Task brief » Find the lines holding the string "page" in the data, then copy all of them.

Dataset records »
———
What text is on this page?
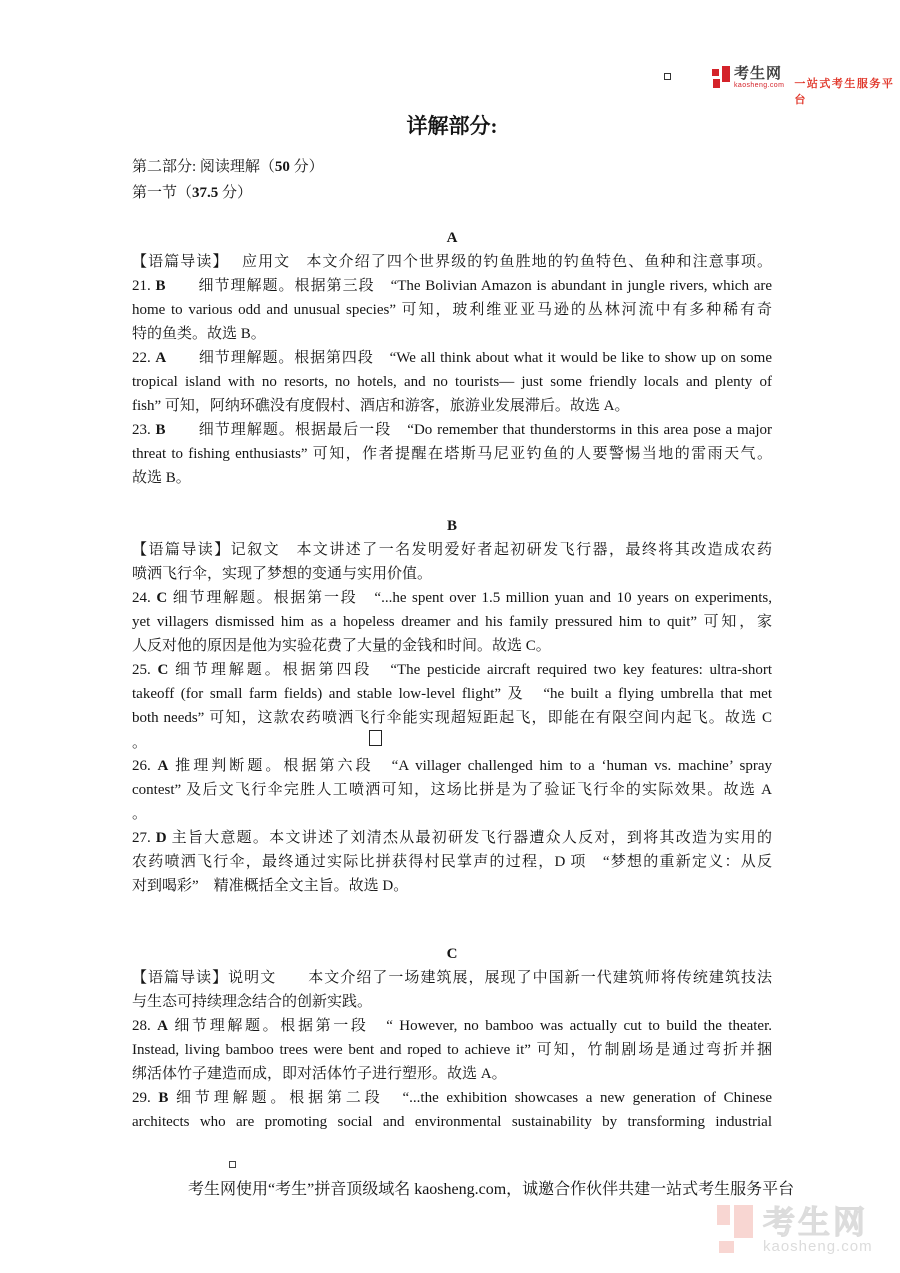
考生网
kaosheng.com 一站式考生服务平台
详解部分:
第二部分: 阅读理解（50 分）
第一节（37.5 分）
A
【语篇导读】　 应用文　本文介绍了四个世界级的钓鱼胜地的钓鱼特色、鱼种和注意事项。
21. B　　细节理解题。根据第三段　“The Bolivian Amazon is abundant in jungle rivers, which are
home to various odd and unusual species” 可知，玻利维亚亚马逊的丛林河流中有多种稀有奇
特的鱼类。故选 B。
22. A　　细节理解题。根据第四段　“We all think about what it would be like to show up on some
tropical island with no resorts, no hotels, and no tourists— just some friendly locals and plenty of
fish” 可知，阿纳环礁没有度假村、酒店和游客，旅游业发展滞后。故选 A。
23. B　　细节理解题。根据最后一段　“Do remember that thunderstorms in this area pose a major
threat to fishing enthusiasts” 可知，作者提醒在塔斯马尼亚钓鱼的人要警惕当地的雷雨天气。
故选 B。
B
【语篇导读】记叙文　本文讲述了一名发明爱好者起初研发飞行器，最终将其改造成农药
喷洒飞行伞，实现了梦想的变通与实用价值。
24. C 细节理解题。根据第一段　“...he spent over 1.5 million yuan and 10 years on experiments,
yet villagers dismissed him as a hopeless dreamer and his family pressured him to quit” 可知，家
人反对他的原因是他为实验花费了大量的金钱和时间。故选 C。
25. C 细节理解题。根据第四段　“The pesticide aircraft required two key features: ultra-short
takeoff (for small farm fields) and stable low-level flight” 及　“he built a flying umbrella that met
both needs” 可知，这款农药喷洒飞行伞能实现超短距起飞，即能在有限空间内起飞。故选 C
。
26. A 推理判断题。根据第六段　“A villager challenged him to a ‘human vs. machine’ spray
contest” 及后文飞行伞完胜人工喷洒可知，这场比拼是为了验证飞行伞的实际效果。故选 A
。
27. D 主旨大意题。本文讲述了刘清杰从最初研发飞行器遭众人反对，到将其改造为实用的
农药喷洒飞行伞，最终通过实际比拼获得村民掌声的过程，D 项　“梦想的重新定义：从反
对到喝彩”　精准概括全文主旨。故选 D。
C
【语篇导读】说明文　　本文介绍了一场建筑展，展现了中国新一代建筑师将传统建筑技法
与生态可持续理念结合的创新实践。
28. A 细节理解题。根据第一段　“ However, no bamboo was actually cut to build the theater.
Instead, living bamboo trees were bent and roped to achieve it” 可知，竹制剧场是通过弯折并捆
绑活体竹子建造而成，即对活体竹子进行塑形。故选 A。
29. B 细节理解题。根据第二段　“...the exhibition showcases a new generation of Chinese
architects who are promoting social and environmental sustainability by transforming industrial
考生网使用“考生”拼音顶级域名 kaosheng.com，诚邀合作伙伴共建一站式考生服务平台
考生网
kaosheng.com
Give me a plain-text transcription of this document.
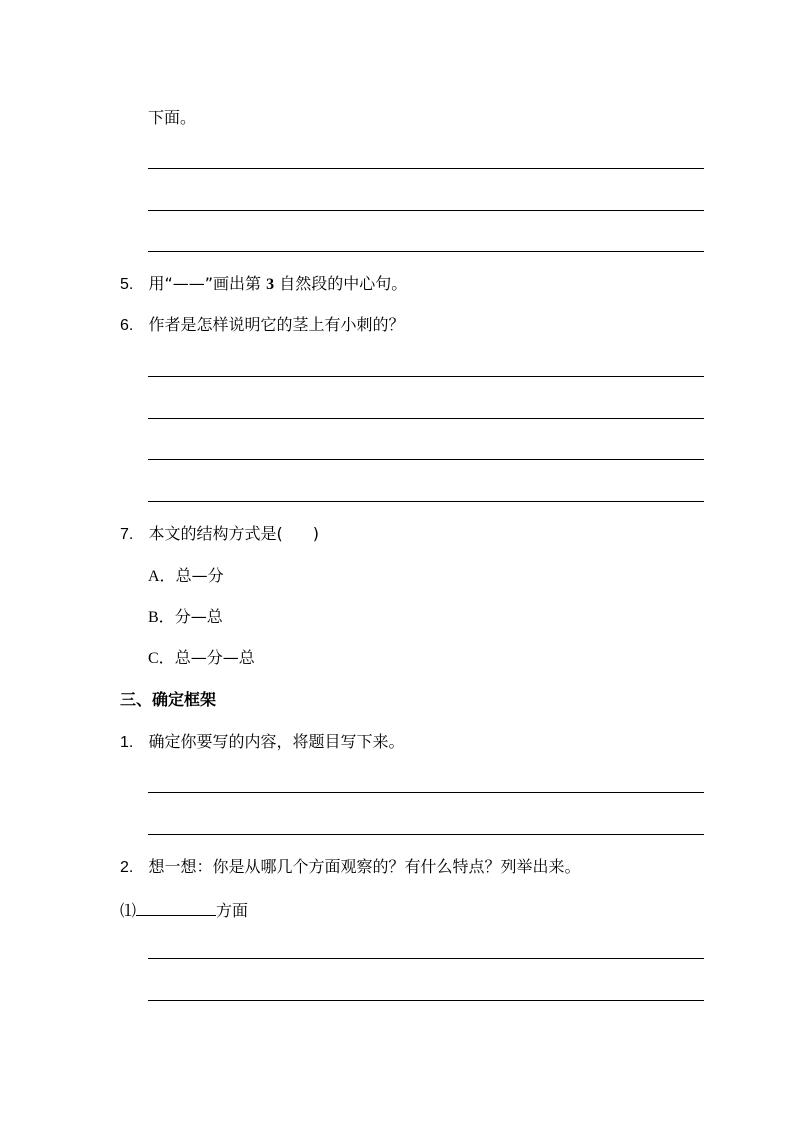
下面。
5. 用“——”画出第 3 自然段的中心句。
6. 作者是怎样说明它的茎上有小刺的？
7. 本文的结构方式是( )
A．总—分
B．分—总
C．总—分—总
三、确定框架
1. 确定你要写的内容，将题目写下来。
2. 想一想：你是从哪几个方面观察的？有什么特点？列举出来。
⑴	方面
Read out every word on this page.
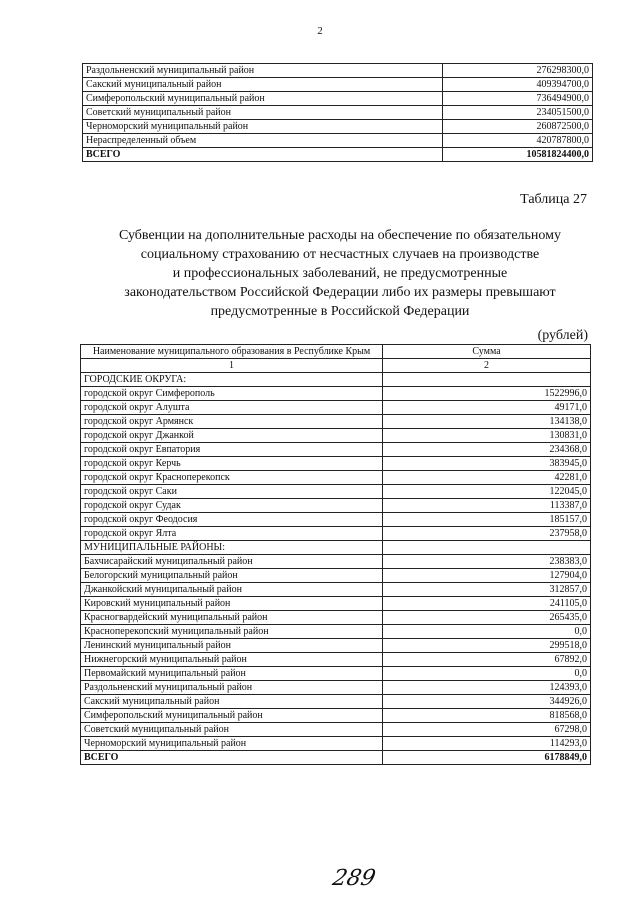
2
Раздольненский муниципальный район	276298300,0
Сакский муниципальный район	409394700,0
Симферопольский муниципальный район	736494900,0
Советский муниципальный район	234051500,0
Черноморский муниципальный район	260872500,0
Нераспределенный объем	420787800,0
ВСЕГО	10581824400,0
Таблица 27
Субвенции на дополнительные расходы на обеспечение по обязательному
социальному страхованию от несчастных случаев на производстве
и профессиональных заболеваний, не предусмотренные
законодательством Российской Федерации либо их размеры превышают
предусмотренные в Российской Федерации
(рублей)
Наименование муниципального образования в Республике Крым	Сумма
1	2
ГОРОДСКИЕ ОКРУГА:	
городской округ Симферополь	1522996,0
городской округ Алушта	49171,0
городской округ Армянск	134138,0
городской округ Джанкой	130831,0
городской округ Евпатория	234368,0
городской округ Керчь	383945,0
городской округ Красноперекопск	42281,0
городской округ Саки	122045,0
городской округ Судак	113387,0
городской округ Феодосия	185157,0
городской округ Ялта	237958,0
МУНИЦИПАЛЬНЫЕ РАЙОНЫ:	
Бахчисарайский муниципальный район	238383,0
Белогорский муниципальный район	127904,0
Джанкойский муниципальный район	312857,0
Кировский муниципальный район	241105,0
Красногвардейский муниципальный район	265435,0
Красноперекопский муниципальный район	0,0
Ленинский муниципальный район	299518,0
Нижнегорский муниципальный район	67892,0
Первомайский муниципальный район	0,0
Раздольненский муниципальный район	124393,0
Сакский муниципальный район	344926,0
Симферопольский муниципальный район	818568,0
Советский муниципальный район	67298,0
Черноморский муниципальный район	114293,0
ВСЕГО	6178849,0
289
———
Reply to the task »
What text is on this page?
Read out every word on this page.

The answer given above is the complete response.